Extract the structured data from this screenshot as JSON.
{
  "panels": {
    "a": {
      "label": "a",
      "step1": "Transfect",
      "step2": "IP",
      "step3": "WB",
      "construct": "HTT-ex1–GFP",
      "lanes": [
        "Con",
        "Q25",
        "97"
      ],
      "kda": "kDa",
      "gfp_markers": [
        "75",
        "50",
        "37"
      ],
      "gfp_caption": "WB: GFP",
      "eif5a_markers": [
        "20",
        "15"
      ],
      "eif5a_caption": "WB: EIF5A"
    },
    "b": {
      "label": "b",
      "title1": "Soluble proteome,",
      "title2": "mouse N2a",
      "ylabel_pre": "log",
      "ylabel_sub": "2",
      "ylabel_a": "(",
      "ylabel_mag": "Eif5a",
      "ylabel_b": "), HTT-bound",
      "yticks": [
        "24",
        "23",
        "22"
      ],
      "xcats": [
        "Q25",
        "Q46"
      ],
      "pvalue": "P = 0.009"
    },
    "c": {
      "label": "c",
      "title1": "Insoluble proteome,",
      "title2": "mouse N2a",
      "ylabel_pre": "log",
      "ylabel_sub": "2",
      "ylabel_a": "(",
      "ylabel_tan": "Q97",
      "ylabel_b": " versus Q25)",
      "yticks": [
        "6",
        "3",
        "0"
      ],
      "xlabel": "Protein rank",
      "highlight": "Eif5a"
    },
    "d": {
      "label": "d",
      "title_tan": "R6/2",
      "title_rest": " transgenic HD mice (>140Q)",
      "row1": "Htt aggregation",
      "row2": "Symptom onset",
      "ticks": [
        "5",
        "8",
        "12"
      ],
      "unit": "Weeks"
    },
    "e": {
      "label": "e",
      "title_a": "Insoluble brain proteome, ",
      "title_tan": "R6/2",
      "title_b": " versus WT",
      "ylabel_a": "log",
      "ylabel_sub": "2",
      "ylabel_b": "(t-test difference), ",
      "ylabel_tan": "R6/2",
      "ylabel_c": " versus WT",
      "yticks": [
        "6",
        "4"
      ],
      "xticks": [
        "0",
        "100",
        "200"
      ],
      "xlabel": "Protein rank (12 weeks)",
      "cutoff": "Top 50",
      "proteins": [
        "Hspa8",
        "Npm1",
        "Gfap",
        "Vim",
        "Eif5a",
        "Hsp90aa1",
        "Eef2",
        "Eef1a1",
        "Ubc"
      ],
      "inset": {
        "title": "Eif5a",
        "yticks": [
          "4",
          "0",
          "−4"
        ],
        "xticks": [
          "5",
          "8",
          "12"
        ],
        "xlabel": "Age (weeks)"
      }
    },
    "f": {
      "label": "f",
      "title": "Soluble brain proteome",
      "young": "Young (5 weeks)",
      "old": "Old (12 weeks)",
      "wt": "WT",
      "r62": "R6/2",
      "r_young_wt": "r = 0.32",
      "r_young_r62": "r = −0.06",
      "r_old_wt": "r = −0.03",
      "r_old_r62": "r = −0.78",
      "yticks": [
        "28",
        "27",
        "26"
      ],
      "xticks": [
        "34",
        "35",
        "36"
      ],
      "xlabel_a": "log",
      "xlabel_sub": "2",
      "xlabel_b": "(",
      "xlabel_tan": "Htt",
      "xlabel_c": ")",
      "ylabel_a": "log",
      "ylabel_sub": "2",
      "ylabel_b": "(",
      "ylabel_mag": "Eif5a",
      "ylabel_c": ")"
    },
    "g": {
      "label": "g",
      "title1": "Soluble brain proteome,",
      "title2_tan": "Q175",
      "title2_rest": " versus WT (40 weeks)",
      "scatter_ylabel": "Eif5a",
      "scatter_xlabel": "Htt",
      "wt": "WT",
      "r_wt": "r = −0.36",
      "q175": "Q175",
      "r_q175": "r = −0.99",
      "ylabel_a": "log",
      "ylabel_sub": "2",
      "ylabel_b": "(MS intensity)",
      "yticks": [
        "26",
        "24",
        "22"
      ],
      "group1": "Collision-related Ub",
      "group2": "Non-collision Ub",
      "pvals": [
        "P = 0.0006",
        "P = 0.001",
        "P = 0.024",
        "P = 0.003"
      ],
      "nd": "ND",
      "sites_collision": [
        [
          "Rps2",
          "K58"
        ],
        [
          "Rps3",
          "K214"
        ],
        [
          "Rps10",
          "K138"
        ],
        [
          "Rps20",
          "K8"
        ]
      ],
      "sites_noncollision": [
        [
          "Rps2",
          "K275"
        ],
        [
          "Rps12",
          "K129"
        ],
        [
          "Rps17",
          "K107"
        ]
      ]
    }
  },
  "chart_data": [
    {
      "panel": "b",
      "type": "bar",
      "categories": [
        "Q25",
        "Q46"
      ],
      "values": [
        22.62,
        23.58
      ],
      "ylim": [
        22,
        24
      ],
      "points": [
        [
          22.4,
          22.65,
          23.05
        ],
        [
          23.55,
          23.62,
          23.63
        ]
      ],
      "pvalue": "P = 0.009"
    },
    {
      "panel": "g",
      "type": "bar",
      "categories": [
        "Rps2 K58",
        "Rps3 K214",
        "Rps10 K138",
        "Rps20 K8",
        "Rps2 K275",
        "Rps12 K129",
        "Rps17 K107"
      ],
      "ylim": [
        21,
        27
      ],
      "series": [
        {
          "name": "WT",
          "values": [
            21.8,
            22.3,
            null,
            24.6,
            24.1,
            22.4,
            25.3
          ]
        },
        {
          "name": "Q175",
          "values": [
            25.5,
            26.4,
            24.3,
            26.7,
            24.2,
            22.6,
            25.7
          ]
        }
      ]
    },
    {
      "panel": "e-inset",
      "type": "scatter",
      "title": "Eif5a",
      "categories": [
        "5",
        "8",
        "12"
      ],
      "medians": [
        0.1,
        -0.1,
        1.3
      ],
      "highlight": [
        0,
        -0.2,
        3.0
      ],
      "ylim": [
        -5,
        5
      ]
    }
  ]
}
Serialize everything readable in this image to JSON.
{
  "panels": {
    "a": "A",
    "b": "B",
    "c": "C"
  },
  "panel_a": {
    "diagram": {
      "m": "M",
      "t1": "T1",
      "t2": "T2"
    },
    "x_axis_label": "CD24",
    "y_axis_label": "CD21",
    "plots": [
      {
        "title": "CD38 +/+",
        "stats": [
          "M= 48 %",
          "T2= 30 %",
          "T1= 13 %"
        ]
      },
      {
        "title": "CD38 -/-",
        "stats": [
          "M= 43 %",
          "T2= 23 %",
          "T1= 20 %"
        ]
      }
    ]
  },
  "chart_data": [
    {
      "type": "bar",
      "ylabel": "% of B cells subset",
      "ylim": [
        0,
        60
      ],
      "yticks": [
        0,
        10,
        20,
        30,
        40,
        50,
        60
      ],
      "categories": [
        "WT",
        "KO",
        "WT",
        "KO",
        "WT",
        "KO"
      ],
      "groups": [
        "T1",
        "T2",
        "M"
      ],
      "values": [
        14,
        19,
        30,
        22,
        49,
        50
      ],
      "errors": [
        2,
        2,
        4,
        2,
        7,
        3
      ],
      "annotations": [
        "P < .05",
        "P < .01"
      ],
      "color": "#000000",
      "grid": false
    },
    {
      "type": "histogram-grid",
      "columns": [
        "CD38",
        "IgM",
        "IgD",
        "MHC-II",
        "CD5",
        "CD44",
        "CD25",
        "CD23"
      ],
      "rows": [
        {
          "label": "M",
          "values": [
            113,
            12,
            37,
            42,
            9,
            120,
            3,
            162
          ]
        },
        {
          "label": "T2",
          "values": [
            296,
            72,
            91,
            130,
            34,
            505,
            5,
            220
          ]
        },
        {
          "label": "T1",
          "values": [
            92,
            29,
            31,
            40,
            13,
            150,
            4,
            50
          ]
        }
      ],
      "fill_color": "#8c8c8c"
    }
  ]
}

### WHAT TO DO
So that nothing is lost, transcribe each entry exactly as written.

### SOLUTION TO THE PROBLEM
Extract the structured data from this screenshot as JSON.
{
  "panels": {
    "a": {
      "label": "a",
      "step1": "Transfect",
      "step2": "IP",
      "step3": "WB",
      "construct": "HTT-ex1–GFP",
      "lanes": [
        "Con",
        "Q25",
        "97"
      ],
      "kda": "kDa",
      "gfp_markers": [
        "75",
        "50",
        "37"
      ],
      "gfp_caption": "WB: GFP",
      "eif5a_markers": [
        "20",
        "15"
      ],
      "eif5a_caption": "WB: EIF5A"
    },
    "b": {
      "label": "b",
      "title1": "Soluble proteome,",
      "title2": "mouse N2a",
      "ylabel_pre": "log",
      "ylabel_sub": "2",
      "ylabel_a": "(",
      "ylabel_mag": "Eif5a",
      "ylabel_b": "), HTT-bound",
      "yticks": [
        "24",
        "23",
        "22"
      ],
      "xcats": [
        "Q25",
        "Q46"
      ],
      "pvalue": "P = 0.009"
    },
    "c": {
      "label": "c",
      "title1": "Insoluble proteome,",
      "title2": "mouse N2a",
      "ylabel_pre": "log",
      "ylabel_sub": "2",
      "ylabel_a": "(",
      "ylabel_tan": "Q97",
      "ylabel_b": " versus Q25)",
      "yticks": [
        "6",
        "3",
        "0"
      ],
      "xlabel": "Protein rank",
      "highlight": "Eif5a"
    },
    "d": {
      "label": "d",
      "title_tan": "R6/2",
      "title_rest": " transgenic HD mice (>140Q)",
      "row1": "Htt aggregation",
      "row2": "Symptom onset",
      "ticks": [
        "5",
        "8",
        "12"
      ],
      "unit": "Weeks"
    },
    "e": {
      "label": "e",
      "title_a": "Insoluble brain proteome, ",
      "title_tan": "R6/2",
      "title_b": " versus WT",
      "ylabel_a": "log",
      "ylabel_sub": "2",
      "ylabel_b": "(t-test difference), ",
      "ylabel_tan": "R6/2",
      "ylabel_c": " versus WT",
      "yticks": [
        "6",
        "4"
      ],
      "xticks": [
        "0",
        "100",
        "200"
      ],
      "xlabel": "Protein rank (12 weeks)",
      "cutoff": "Top 50",
      "proteins": [
        "Hspa8",
        "Npm1",
        "Gfap",
        "Vim",
        "Eif5a",
        "Hsp90aa1",
        "Eef2",
        "Eef1a1",
        "Ubc"
      ],
      "inset": {
        "title": "Eif5a",
        "yticks": [
          "4",
          "0",
          "−4"
        ],
        "xticks": [
          "5",
          "8",
          "12"
        ],
        "xlabel": "Age (weeks)"
      }
    },
    "f": {
      "label": "f",
      "title": "Soluble brain proteome",
      "young": "Young (5 weeks)",
      "old": "Old (12 weeks)",
      "wt": "WT",
      "r62": "R6/2",
      "r_young_wt": "r = 0.32",
      "r_young_r62": "r = −0.06",
      "r_old_wt": "r = −0.03",
      "r_old_r62": "r = −0.78",
      "yticks": [
        "28",
        "27",
        "26"
      ],
      "xticks": [
        "34",
        "35",
        "36"
      ],
      "xlabel_a": "log",
      "xlabel_sub": "2",
      "xlabel_b": "(",
      "xlabel_tan": "Htt",
      "xlabel_c": ")",
      "ylabel_a": "log",
      "ylabel_sub": "2",
      "ylabel_b": "(",
      "ylabel_mag": "Eif5a",
      "ylabel_c": ")"
    },
    "g": {
      "label": "g",
      "title1": "Soluble brain proteome,",
      "title2_tan": "Q175",
      "title2_rest": " versus WT (40 weeks)",
      "scatter_ylabel": "Eif5a",
      "scatter_xlabel": "Htt",
      "wt": "WT",
      "r_wt": "r = −0.36",
      "q175": "Q175",
      "r_q175": "r = −0.99",
      "ylabel_a": "log",
      "ylabel_sub": "2",
      "ylabel_b": "(MS intensity)",
      "yticks": [
        "26",
        "24",
        "22"
      ],
      "group1": "Collision-related Ub",
      "group2": "Non-collision Ub",
      "pvals": [
        "P = 0.0006",
        "P = 0.001",
        "P = 0.024",
        "P = 0.003"
      ],
      "nd": "ND",
      "sites_collision": [
        [
          "Rps2",
          "K58"
        ],
        [
          "Rps3",
          "K214"
        ],
        [
          "Rps10",
          "K138"
        ],
        [
          "Rps20",
          "K8"
        ]
      ],
      "sites_noncollision": [
        [
          "Rps2",
          "K275"
        ],
        [
          "Rps12",
          "K129"
        ],
        [
          "Rps17",
          "K107"
        ]
      ]
    }
  },
  "chart_data": [
    {
      "panel": "b",
      "type": "bar",
      "categories": [
        "Q25",
        "Q46"
      ],
      "values": [
        22.62,
        23.58
      ],
      "ylim": [
        22,
        24
      ],
      "points": [
        [
          22.4,
          22.65,
          23.05
        ],
        [
          23.55,
          23.62,
          23.63
        ]
      ],
      "pvalue": "P = 0.009"
    },
    {
      "panel": "g",
      "type": "bar",
      "categories": [
        "Rps2 K58",
        "Rps3 K214",
        "Rps10 K138",
        "Rps20 K8",
        "Rps2 K275",
        "Rps12 K129",
        "Rps17 K107"
      ],
      "ylim": [
        21,
        27
      ],
      "series": [
        {
          "name": "WT",
          "values": [
            21.8,
            22.3,
            null,
            24.6,
            24.1,
            22.4,
            25.3
          ]
        },
        {
          "name": "Q175",
          "values": [
            25.5,
            26.4,
            24.3,
            26.7,
            24.2,
            22.6,
            25.7
          ]
        }
      ]
    },
    {
      "panel": "e-inset",
      "type": "scatter",
      "title": "Eif5a",
      "categories": [
        "5",
        "8",
        "12"
      ],
      "medians": [
        0.1,
        -0.1,
        1.3
      ],
      "highlight": [
        0,
        -0.2,
        3.0
      ],
      "ylim": [
        -5,
        5
      ]
    }
  ]
}
Serialize everything readable in this image to JSON.
{
  "panels": {
    "a": "A",
    "b": "B",
    "c": "C"
  },
  "panel_a": {
    "diagram": {
      "m": "M",
      "t1": "T1",
      "t2": "T2"
    },
    "x_axis_label": "CD24",
    "y_axis_label": "CD21",
    "plots": [
      {
        "title": "CD38 +/+",
        "stats": [
          "M= 48 %",
          "T2= 30 %",
          "T1= 13 %"
        ]
      },
      {
        "title": "CD38 -/-",
        "stats": [
          "M= 43 %",
          "T2= 23 %",
          "T1= 20 %"
        ]
      }
    ]
  },
  "chart_data": [
    {
      "type": "bar",
      "ylabel": "% of B cells subset",
      "ylim": [
        0,
        60
      ],
      "yticks": [
        0,
        10,
        20,
        30,
        40,
        50,
        60
      ],
      "categories": [
        "WT",
        "KO",
        "WT",
        "KO",
        "WT",
        "KO"
      ],
      "groups": [
        "T1",
        "T2",
        "M"
      ],
      "values": [
        14,
        19,
        30,
        22,
        49,
        50
      ],
      "errors": [
        2,
        2,
        4,
        2,
        7,
        3
      ],
      "annotations": [
        "P < .05",
        "P < .01"
      ],
      "color": "#000000",
      "grid": false
    },
    {
      "type": "histogram-grid",
      "columns": [
        "CD38",
        "IgM",
        "IgD",
        "MHC-II",
        "CD5",
        "CD44",
        "CD25",
        "CD23"
      ],
      "rows": [
        {
          "label": "M",
          "values": [
            113,
            12,
            37,
            42,
            9,
            120,
            3,
            162
          ]
        },
        {
          "label": "T2",
          "values": [
            296,
            72,
            91,
            130,
            34,
            505,
            5,
            220
          ]
        },
        {
          "label": "T1",
          "values": [
            92,
            29,
            31,
            40,
            13,
            150,
            4,
            50
          ]
        }
      ],
      "fill_color": "#8c8c8c"
    }
  ]
}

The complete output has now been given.